▶ Liste des activités
1. Répondez brièvement à ces questions d'après le texte sur le plafond d'activité en orthophonie.
(a) Quelle réponse le texte donne-t-il à la question « Peut-on se cogner au plafond ? » ?
(b) À partir de quel montant de bénéfice verse-t-on 18,03 % à l'URSSAF et à la CARPIMKO sur ce que l'on gagne en plus ?
(c) Quels taux successifs de l'impôt sur le revenu le texte cite-t-il ?
2. Prolongez le texte sur le plafond d'activité en orthophonie, dans le même ton, à partir de sa dernière phrase.

▶ Texte fourni
:::::
Revenons à Gradius : le vaisseau peut se crasher en bas, mais aussi en haut ! Y a-t-il un plafond d’activité en orthophonie ? Si vous en parlez autour de vous, beaucoup de gens vous diront qu’il y a un moment où ça ne sert plus à rien de travailler, parce que l’Etat vous prend tout le surplus. Le fisc, l’URSSAF et la CARPIMKO ont réussi à tuer leur courage. D’où la question :
 
Peut-on se cogner au plafond ?
 

Oui. Mais pas à cause des impôts ou des charges sociales.

Commençons par l’URSSAF et la CARPIMKO. Une fois que votre bénéfice atteint 55 625 € (montant de cette année),  vous leur donnez 18,03 % de tout ce que vous gagnez en plus. Donc il vous reste 81,97 % du fruit de votre travail, avant impôt.

 

L’impôt sur le revenu est progressif, lui. Il paraît que c’est juste. Au début de l’année, ce que vous gagnez n’y est pas soumis. Puis vous donnez 14 %, puis 30, puis 41. Vous trouverez le barème ici.
:::::
▶ Données enregistrées
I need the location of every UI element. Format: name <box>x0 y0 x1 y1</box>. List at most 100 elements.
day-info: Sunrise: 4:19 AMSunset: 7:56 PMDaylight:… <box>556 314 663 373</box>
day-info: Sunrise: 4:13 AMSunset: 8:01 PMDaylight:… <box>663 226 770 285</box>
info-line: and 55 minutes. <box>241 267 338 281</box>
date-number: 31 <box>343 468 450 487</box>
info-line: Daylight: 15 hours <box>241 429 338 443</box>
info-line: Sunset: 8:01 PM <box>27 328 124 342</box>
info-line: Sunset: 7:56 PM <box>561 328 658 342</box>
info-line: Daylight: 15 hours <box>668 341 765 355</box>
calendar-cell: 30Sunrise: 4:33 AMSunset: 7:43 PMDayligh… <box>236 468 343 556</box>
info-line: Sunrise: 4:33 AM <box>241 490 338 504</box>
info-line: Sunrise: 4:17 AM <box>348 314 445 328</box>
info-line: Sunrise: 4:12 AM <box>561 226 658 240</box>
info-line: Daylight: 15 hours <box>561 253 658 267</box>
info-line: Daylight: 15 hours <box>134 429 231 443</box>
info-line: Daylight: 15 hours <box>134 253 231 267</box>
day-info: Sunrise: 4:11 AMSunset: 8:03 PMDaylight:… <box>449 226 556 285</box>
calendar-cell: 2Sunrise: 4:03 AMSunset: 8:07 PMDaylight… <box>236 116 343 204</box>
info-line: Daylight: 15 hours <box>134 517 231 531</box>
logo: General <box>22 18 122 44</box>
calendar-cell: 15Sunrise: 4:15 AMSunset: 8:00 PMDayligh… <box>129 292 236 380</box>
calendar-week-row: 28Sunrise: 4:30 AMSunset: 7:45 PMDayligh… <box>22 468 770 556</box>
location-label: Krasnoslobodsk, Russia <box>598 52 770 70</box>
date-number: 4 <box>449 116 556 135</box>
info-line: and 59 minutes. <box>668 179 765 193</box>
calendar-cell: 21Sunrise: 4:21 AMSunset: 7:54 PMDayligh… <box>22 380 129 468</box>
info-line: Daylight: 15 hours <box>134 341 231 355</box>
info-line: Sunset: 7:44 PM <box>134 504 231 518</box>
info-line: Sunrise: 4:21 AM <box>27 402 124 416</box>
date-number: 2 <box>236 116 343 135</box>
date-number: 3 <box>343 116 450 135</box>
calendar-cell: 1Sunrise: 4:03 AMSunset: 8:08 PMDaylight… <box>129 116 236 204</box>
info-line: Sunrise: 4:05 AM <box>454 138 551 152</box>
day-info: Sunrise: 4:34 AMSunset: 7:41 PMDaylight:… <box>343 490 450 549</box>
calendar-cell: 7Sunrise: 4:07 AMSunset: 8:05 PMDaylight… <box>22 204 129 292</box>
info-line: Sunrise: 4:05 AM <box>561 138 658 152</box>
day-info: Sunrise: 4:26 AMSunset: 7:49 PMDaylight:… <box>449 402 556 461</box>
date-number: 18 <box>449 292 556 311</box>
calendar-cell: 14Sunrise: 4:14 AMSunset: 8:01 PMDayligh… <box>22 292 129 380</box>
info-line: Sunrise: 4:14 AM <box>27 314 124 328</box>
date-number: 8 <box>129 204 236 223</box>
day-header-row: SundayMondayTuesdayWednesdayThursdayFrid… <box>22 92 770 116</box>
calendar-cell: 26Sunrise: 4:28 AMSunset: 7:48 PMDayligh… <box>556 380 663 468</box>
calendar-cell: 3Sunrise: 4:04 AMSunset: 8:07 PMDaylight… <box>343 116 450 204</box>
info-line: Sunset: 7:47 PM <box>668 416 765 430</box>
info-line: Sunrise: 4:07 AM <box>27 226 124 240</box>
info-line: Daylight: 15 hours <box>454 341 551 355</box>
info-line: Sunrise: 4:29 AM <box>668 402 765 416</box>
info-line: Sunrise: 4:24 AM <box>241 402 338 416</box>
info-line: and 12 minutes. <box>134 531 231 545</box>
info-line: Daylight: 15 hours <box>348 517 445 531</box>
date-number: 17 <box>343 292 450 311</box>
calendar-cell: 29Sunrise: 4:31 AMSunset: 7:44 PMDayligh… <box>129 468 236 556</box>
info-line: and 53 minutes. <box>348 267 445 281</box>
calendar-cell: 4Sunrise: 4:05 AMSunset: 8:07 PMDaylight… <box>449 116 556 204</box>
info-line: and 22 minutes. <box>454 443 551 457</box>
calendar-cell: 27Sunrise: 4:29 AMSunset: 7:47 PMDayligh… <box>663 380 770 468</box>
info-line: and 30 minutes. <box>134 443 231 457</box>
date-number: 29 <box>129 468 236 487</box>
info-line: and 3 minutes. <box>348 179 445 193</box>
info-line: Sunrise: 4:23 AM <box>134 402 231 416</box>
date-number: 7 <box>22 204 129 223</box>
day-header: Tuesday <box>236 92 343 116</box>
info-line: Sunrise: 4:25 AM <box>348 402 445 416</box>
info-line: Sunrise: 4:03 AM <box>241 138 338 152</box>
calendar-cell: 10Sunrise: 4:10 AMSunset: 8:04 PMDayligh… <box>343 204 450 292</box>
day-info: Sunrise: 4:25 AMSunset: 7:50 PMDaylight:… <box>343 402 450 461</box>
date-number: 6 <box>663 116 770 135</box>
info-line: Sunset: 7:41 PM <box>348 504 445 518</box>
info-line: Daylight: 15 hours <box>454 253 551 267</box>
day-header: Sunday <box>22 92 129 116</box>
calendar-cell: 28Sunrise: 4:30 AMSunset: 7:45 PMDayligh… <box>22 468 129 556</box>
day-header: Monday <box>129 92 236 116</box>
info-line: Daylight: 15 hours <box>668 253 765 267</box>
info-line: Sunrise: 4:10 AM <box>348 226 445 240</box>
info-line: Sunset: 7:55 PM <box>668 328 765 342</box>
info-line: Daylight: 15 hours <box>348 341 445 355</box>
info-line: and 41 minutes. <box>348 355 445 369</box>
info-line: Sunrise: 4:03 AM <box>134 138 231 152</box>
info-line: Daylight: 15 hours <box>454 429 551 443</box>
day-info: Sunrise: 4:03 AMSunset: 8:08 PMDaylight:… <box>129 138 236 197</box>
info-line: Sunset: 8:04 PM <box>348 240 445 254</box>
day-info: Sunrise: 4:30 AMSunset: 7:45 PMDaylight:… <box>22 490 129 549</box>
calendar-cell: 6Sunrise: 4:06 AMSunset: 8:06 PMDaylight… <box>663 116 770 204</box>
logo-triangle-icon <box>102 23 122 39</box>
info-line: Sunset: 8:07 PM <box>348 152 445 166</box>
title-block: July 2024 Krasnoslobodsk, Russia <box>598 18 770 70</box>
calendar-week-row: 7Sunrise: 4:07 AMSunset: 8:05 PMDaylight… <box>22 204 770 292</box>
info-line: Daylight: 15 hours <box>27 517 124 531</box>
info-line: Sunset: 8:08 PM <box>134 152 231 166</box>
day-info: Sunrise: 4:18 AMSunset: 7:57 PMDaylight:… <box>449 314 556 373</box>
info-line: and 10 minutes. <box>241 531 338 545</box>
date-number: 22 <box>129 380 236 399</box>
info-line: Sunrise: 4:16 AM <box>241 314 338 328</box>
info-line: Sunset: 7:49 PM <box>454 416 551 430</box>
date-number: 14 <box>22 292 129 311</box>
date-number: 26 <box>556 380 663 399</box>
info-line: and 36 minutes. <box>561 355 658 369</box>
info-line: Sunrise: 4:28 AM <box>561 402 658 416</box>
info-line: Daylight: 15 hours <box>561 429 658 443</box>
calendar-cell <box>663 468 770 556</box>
:::::
▶ Réponses par numéro
1.
(a) Oui, mais pas à cause des impôts ou des charges sociales.
(b) À partir de 55 625 € (montant de cette année).
(c) 14 %, puis 30 %, puis 41 %.

2.
Si vous êtes un(e) orthophoniste libérale et néanmoins célibataire, il y a de fortes chances pour que vous vous trouviez dans la tranche à 30 %. Mais ce sont les actes de la fin de l’année qui ne vous laissent que 70 % de vos efforts.Tout ce que vous avez fait depuis janvier reste taxé à 0 puis 14 %.

 
Autrement dit, un saut de tranche n’est pas catastrophique. Bien sûr, l’impôt progressif est décourageant par principe. Les patients de décembre vous demandent autant d’efforts que ceux de janvier. Tout se passe comme si l’Etat vous appliquait une décote sur l’AMO au fur et à mesure. Et plus vous acceptez de soigner de nouveaux patients, plus la décote augmente. Mais quoi qu’il arrive, vous pouvez travailler plus pour gagner plus. Il n’y a pas de plafond fiscal ou social en France. 
 

D’ailleurs, imagineriez-vous un entrepreneur qui fermerait en octobre pour ne pas payer plus d’impôts ? Non bien sûr ! Un commerçant ou un artisan accepte tous ceux qui se présentent. Or, nous sommes aussi des entrepreneurs individuels.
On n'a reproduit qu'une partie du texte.